WORK TO COMPLETE » Write out the whole listing again, exactly as given.

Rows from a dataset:
┌────────

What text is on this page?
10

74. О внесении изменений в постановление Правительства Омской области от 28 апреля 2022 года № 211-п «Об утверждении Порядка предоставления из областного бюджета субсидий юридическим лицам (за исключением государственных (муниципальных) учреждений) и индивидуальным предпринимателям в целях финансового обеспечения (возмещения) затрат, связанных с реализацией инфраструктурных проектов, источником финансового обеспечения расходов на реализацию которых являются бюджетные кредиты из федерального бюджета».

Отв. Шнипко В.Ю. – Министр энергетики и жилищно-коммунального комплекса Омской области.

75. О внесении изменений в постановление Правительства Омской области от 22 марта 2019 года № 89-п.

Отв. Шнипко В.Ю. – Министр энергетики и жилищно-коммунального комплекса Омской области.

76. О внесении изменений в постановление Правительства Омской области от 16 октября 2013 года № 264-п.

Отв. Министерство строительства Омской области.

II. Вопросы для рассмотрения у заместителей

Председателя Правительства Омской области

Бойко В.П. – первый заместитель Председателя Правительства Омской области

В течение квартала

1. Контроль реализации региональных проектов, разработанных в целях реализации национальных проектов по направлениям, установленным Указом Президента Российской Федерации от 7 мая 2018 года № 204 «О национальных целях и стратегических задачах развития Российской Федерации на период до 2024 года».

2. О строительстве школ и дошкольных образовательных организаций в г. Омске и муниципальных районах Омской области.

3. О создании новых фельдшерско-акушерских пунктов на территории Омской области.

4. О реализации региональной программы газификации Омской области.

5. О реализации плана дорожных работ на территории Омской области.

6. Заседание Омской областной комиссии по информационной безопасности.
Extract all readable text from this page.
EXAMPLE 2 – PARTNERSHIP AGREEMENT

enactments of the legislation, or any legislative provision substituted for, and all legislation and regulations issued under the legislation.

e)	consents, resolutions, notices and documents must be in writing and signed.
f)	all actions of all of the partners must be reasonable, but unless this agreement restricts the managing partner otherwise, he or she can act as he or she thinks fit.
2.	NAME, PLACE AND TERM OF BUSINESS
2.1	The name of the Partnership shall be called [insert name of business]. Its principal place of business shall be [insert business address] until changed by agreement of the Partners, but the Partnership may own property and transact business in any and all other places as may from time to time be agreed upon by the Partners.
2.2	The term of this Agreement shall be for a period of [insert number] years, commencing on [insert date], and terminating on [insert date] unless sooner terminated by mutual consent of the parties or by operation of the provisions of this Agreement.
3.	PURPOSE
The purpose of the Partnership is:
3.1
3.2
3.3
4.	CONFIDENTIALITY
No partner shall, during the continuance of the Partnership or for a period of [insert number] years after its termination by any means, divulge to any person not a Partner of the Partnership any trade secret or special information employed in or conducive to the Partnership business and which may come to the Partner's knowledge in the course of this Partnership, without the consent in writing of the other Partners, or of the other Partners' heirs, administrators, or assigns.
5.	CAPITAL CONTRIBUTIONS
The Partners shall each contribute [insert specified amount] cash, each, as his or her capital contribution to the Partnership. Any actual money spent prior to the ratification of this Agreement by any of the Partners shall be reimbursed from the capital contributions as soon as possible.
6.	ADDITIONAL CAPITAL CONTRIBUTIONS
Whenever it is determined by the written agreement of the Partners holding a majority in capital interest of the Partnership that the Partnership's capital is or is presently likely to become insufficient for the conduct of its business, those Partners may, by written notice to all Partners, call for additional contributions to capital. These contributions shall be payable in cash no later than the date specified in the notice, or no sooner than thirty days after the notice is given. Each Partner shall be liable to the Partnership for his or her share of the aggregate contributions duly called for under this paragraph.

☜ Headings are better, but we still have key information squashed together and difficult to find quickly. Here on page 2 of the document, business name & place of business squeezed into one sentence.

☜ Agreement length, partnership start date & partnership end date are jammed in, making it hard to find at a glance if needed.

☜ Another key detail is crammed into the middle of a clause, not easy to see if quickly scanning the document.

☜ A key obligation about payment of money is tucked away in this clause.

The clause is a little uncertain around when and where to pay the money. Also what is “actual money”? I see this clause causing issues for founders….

└────────

THE RESULT »
What text is on this page?
10

74. О внесении изменений в постановление Правительства Омской области от 28 апреля 2022 года № 211-п «Об утверждении Порядка предоставления из областного бюджета субсидий юридическим лицам (за исключением государственных (муниципальных) учреждений) и индивидуальным предпринимателям в целях финансового обеспечения (возмещения) затрат, связанных с реализацией инфраструктурных проектов, источником финансового обеспечения расходов на реализацию которых являются бюджетные кредиты из федерального бюджета».

Отв. Шнипко В.Ю. – Министр энергетики и жилищно-коммунального комплекса Омской области.

75. О внесении изменений в постановление Правительства Омской области от 22 марта 2019 года № 89-п.

Отв. Шнипко В.Ю. – Министр энергетики и жилищно-коммунального комплекса Омской области.

76. О внесении изменений в постановление Правительства Омской области от 16 октября 2013 года № 264-п.

Отв. Министерство строительства Омской области.

II. Вопросы для рассмотрения у заместителей

Председателя Правительства Омской области

Бойко В.П. – первый заместитель Председателя Правительства Омской области

В течение квартала

1. Контроль реализации региональных проектов, разработанных в целях реализации национальных проектов по направлениям, установленным Указом Президента Российской Федерации от 7 мая 2018 года № 204 «О национальных целях и стратегических задачах развития Российской Федерации на период до 2024 года».

2. О строительстве школ и дошкольных образовательных организаций в г. Омске и муниципальных районах Омской области.

3. О создании новых фельдшерско-акушерских пунктов на территории Омской области.

4. О реализации региональной программы газификации Омской области.

5. О реализации плана дорожных работ на территории Омской области.

6. Заседание Омской областной комиссии по информационной безопасности.
Extract all readable text from this page.
EXAMPLE 2 – PARTNERSHIP AGREEMENT

enactments of the legislation, or any legislative provision substituted for, and all legislation and regulations issued under the legislation.

e)	consents, resolutions, notices and documents must be in writing and signed.
f)	all actions of all of the partners must be reasonable, but unless this agreement restricts the managing partner otherwise, he or she can act as he or she thinks fit.
2.	NAME, PLACE AND TERM OF BUSINESS
2.1	The name of the Partnership shall be called [insert name of business]. Its principal place of business shall be [insert business address] until changed by agreement of the Partners, but the Partnership may own property and transact business in any and all other places as may from time to time be agreed upon by the Partners.
2.2	The term of this Agreement shall be for a period of [insert number] years, commencing on [insert date], and terminating on [insert date] unless sooner terminated by mutual consent of the parties or by operation of the provisions of this Agreement.
3.	PURPOSE
The purpose of the Partnership is:
3.1
3.2
3.3
4.	CONFIDENTIALITY
No partner shall, during the continuance of the Partnership or for a period of [insert number] years after its termination by any means, divulge to any person not a Partner of the Partnership any trade secret or special information employed in or conducive to the Partnership business and which may come to the Partner's knowledge in the course of this Partnership, without the consent in writing of the other Partners, or of the other Partners' heirs, administrators, or assigns.
5.	CAPITAL CONTRIBUTIONS
The Partners shall each contribute [insert specified amount] cash, each, as his or her capital contribution to the Partnership. Any actual money spent prior to the ratification of this Agreement by any of the Partners shall be reimbursed from the capital contributions as soon as possible.
6.	ADDITIONAL CAPITAL CONTRIBUTIONS
Whenever it is determined by the written agreement of the Partners holding a majority in capital interest of the Partnership that the Partnership's capital is or is presently likely to become insufficient for the conduct of its business, those Partners may, by written notice to all Partners, call for additional contributions to capital. These contributions shall be payable in cash no later than the date specified in the notice, or no sooner than thirty days after the notice is given. Each Partner shall be liable to the Partnership for his or her share of the aggregate contributions duly called for under this paragraph.

☜ Headings are better, but we still have key information squashed together and difficult to find quickly. Here on page 2 of the document, business name & place of business squeezed into one sentence.

☜ Agreement length, partnership start date & partnership end date are jammed in, making it hard to find at a glance if needed.

☜ Another key detail is crammed into the middle of a clause, not easy to see if quickly scanning the document.

☜ A key obligation about payment of money is tucked away in this clause.

The clause is a little uncertain around when and where to pay the money. Also what is “actual money”? I see this clause causing issues for founders….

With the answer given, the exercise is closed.